Set problem
Transcribe all the entries word for word, omitting any pictures they contain.

Material shown

|---|

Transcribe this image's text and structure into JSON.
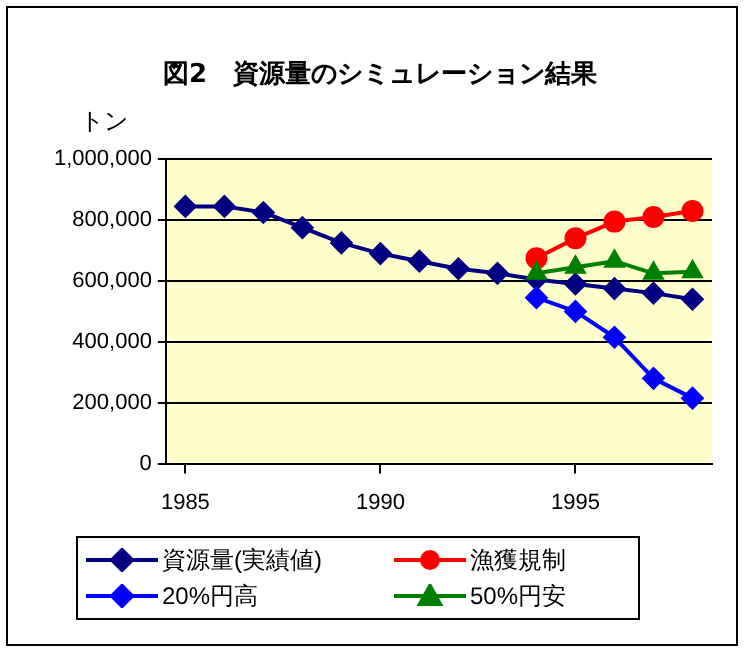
{
  "chart_data": {
    "type": "line",
    "title": "図2　資源量のシミュレーション結果",
    "ylabel": "トン",
    "x": [
      1985,
      1986,
      1987,
      1988,
      1989,
      1990,
      1991,
      1992,
      1993,
      1994,
      1995,
      1996,
      1997,
      1998
    ],
    "series": [
      {
        "name": "資源量(実績値)",
        "color": "#000080",
        "marker": "diamond",
        "values": [
          845000,
          845000,
          825000,
          775000,
          725000,
          690000,
          665000,
          640000,
          625000,
          605000,
          590000,
          575000,
          560000,
          540000
        ]
      },
      {
        "name": "漁獲規制",
        "color": "#ff0000",
        "marker": "circle",
        "values": [
          null,
          null,
          null,
          null,
          null,
          null,
          null,
          null,
          null,
          675000,
          740000,
          795000,
          810000,
          830000
        ]
      },
      {
        "name": "20%円高",
        "color": "#0000ff",
        "marker": "diamond",
        "values": [
          null,
          null,
          null,
          null,
          null,
          null,
          null,
          null,
          null,
          545000,
          500000,
          415000,
          280000,
          215000
        ]
      },
      {
        "name": "50%円安",
        "color": "#008000",
        "marker": "triangle",
        "values": [
          null,
          null,
          null,
          null,
          null,
          null,
          null,
          null,
          null,
          625000,
          645000,
          665000,
          625000,
          630000
        ]
      }
    ],
    "xlim": [
      1984.5,
      1998.5
    ],
    "xticks": [
      1985,
      1990,
      1995
    ],
    "ylim": [
      0,
      1000000
    ],
    "yticks": [
      0,
      {
        "value": 200000,
        "label": "200,000"
      },
      {
        "value": 400000,
        "label": "400,000"
      },
      {
        "value": 600000,
        "label": "600,000"
      },
      {
        "value": 800000,
        "label": "800,000"
      },
      {
        "value": 1000000,
        "label": "1,000,000"
      }
    ],
    "grid": "y",
    "legend": "bottom"
  }
}
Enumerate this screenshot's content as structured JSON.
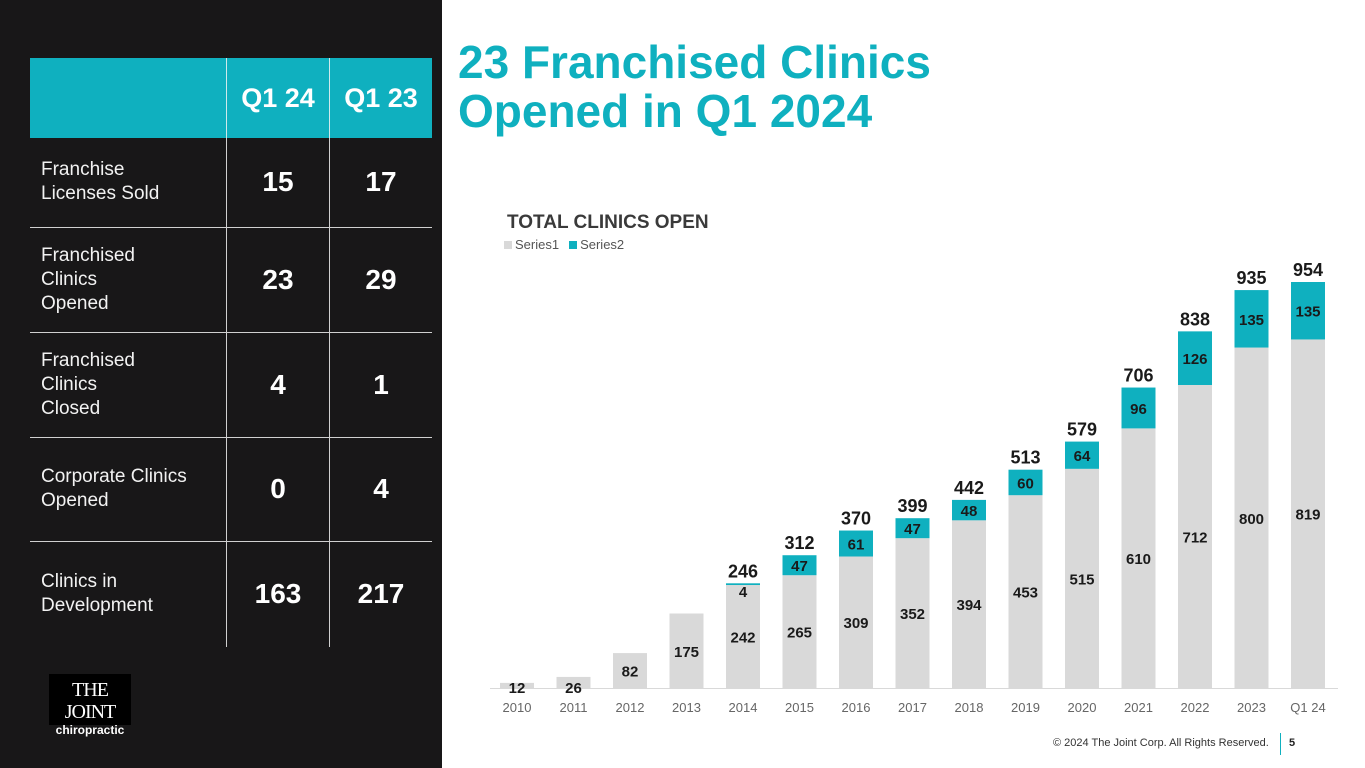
{
  "table": {
    "headers": [
      "",
      "Q1 24",
      "Q1 23"
    ],
    "rows": [
      {
        "label": "Franchise Licenses Sold",
        "q1_24": "15",
        "q1_23": "17"
      },
      {
        "label": "Franchised Clinics Opened",
        "q1_24": "23",
        "q1_23": "29"
      },
      {
        "label": "Franchised Clinics Closed",
        "q1_24": "4",
        "q1_23": "1"
      },
      {
        "label": "Corporate Clinics Opened",
        "q1_24": "0",
        "q1_23": "4"
      },
      {
        "label": "Clinics in Development",
        "q1_24": "163",
        "q1_23": "217"
      }
    ]
  },
  "logo": {
    "line1": "THE JOINT",
    "line2": "chiropractic"
  },
  "headline": {
    "line1": "23 Franchised Clinics",
    "line2": "Opened in Q1 2024"
  },
  "footer": {
    "copyright": "© 2024 The Joint Corp. All Rights Reserved.",
    "page": "5"
  },
  "colors": {
    "accent": "#0fb0bf",
    "series1": "#d9d9d9",
    "dark_panel": "#181718"
  },
  "chart_data": {
    "type": "bar",
    "stacked": true,
    "title": "TOTAL CLINICS OPEN",
    "legend": [
      "Series1",
      "Series2"
    ],
    "legend_position": "top-left",
    "xlabel": "",
    "ylabel": "",
    "ylim": [
      0,
      954
    ],
    "grid": false,
    "categories": [
      "2010",
      "2011",
      "2012",
      "2013",
      "2014",
      "2015",
      "2016",
      "2017",
      "2018",
      "2019",
      "2020",
      "2021",
      "2022",
      "2023",
      "Q1 24"
    ],
    "series": [
      {
        "name": "Series1",
        "color": "#d9d9d9",
        "values": [
          12,
          26,
          82,
          175,
          242,
          265,
          309,
          352,
          394,
          453,
          515,
          610,
          712,
          800,
          819
        ]
      },
      {
        "name": "Series2",
        "color": "#0fb0bf",
        "values": [
          null,
          null,
          null,
          null,
          4,
          47,
          61,
          47,
          48,
          60,
          64,
          96,
          126,
          135,
          135
        ]
      }
    ],
    "totals": [
      null,
      null,
      null,
      null,
      246,
      312,
      370,
      399,
      442,
      513,
      579,
      706,
      838,
      935,
      954
    ]
  }
}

|---|

Complete output
Transcribe this image's text and structure into JSON.
{
  "chart_data": {
    "type": "line",
    "title": "図2　資源量のシミュレーション結果",
    "ylabel": "トン",
    "x": [
      1985,
      1986,
      1987,
      1988,
      1989,
      1990,
      1991,
      1992,
      1993,
      1994,
      1995,
      1996,
      1997,
      1998
    ],
    "series": [
      {
        "name": "資源量(実績値)",
        "color": "#000080",
        "marker": "diamond",
        "values": [
          845000,
          845000,
          825000,
          775000,
          725000,
          690000,
          665000,
          640000,
          625000,
          605000,
          590000,
          575000,
          560000,
          540000
        ]
      },
      {
        "name": "漁獲規制",
        "color": "#ff0000",
        "marker": "circle",
        "values": [
          null,
          null,
          null,
          null,
          null,
          null,
          null,
          null,
          null,
          675000,
          740000,
          795000,
          810000,
          830000
        ]
      },
      {
        "name": "20%円高",
        "color": "#0000ff",
        "marker": "diamond",
        "values": [
          null,
          null,
          null,
          null,
          null,
          null,
          null,
          null,
          null,
          545000,
          500000,
          415000,
          280000,
          215000
        ]
      },
      {
        "name": "50%円安",
        "color": "#008000",
        "marker": "triangle",
        "values": [
          null,
          null,
          null,
          null,
          null,
          null,
          null,
          null,
          null,
          625000,
          645000,
          665000,
          625000,
          630000
        ]
      }
    ],
    "xlim": [
      1984.5,
      1998.5
    ],
    "xticks": [
      1985,
      1990,
      1995
    ],
    "ylim": [
      0,
      1000000
    ],
    "yticks": [
      0,
      {
        "value": 200000,
        "label": "200,000"
      },
      {
        "value": 400000,
        "label": "400,000"
      },
      {
        "value": 600000,
        "label": "600,000"
      },
      {
        "value": 800000,
        "label": "800,000"
      },
      {
        "value": 1000000,
        "label": "1,000,000"
      }
    ],
    "grid": "y",
    "legend": "bottom"
  }
}
Enumerate this screenshot's content as structured JSON.
{
  "table": {
    "headers": [
      "",
      "Q1 24",
      "Q1 23"
    ],
    "rows": [
      {
        "label": "Franchise Licenses Sold",
        "q1_24": "15",
        "q1_23": "17"
      },
      {
        "label": "Franchised Clinics Opened",
        "q1_24": "23",
        "q1_23": "29"
      },
      {
        "label": "Franchised Clinics Closed",
        "q1_24": "4",
        "q1_23": "1"
      },
      {
        "label": "Corporate Clinics Opened",
        "q1_24": "0",
        "q1_23": "4"
      },
      {
        "label": "Clinics in Development",
        "q1_24": "163",
        "q1_23": "217"
      }
    ]
  },
  "logo": {
    "line1": "THE JOINT",
    "line2": "chiropractic"
  },
  "headline": {
    "line1": "23 Franchised Clinics",
    "line2": "Opened in Q1 2024"
  },
  "footer": {
    "copyright": "© 2024 The Joint Corp. All Rights Reserved.",
    "page": "5"
  },
  "colors": {
    "accent": "#0fb0bf",
    "series1": "#d9d9d9",
    "dark_panel": "#181718"
  },
  "chart_data": {
    "type": "bar",
    "stacked": true,
    "title": "TOTAL CLINICS OPEN",
    "legend": [
      "Series1",
      "Series2"
    ],
    "legend_position": "top-left",
    "xlabel": "",
    "ylabel": "",
    "ylim": [
      0,
      954
    ],
    "grid": false,
    "categories": [
      "2010",
      "2011",
      "2012",
      "2013",
      "2014",
      "2015",
      "2016",
      "2017",
      "2018",
      "2019",
      "2020",
      "2021",
      "2022",
      "2023",
      "Q1 24"
    ],
    "series": [
      {
        "name": "Series1",
        "color": "#d9d9d9",
        "values": [
          12,
          26,
          82,
          175,
          242,
          265,
          309,
          352,
          394,
          453,
          515,
          610,
          712,
          800,
          819
        ]
      },
      {
        "name": "Series2",
        "color": "#0fb0bf",
        "values": [
          null,
          null,
          null,
          null,
          4,
          47,
          61,
          47,
          48,
          60,
          64,
          96,
          126,
          135,
          135
        ]
      }
    ],
    "totals": [
      null,
      null,
      null,
      null,
      246,
      312,
      370,
      399,
      442,
      513,
      579,
      706,
      838,
      935,
      954
    ]
  }
}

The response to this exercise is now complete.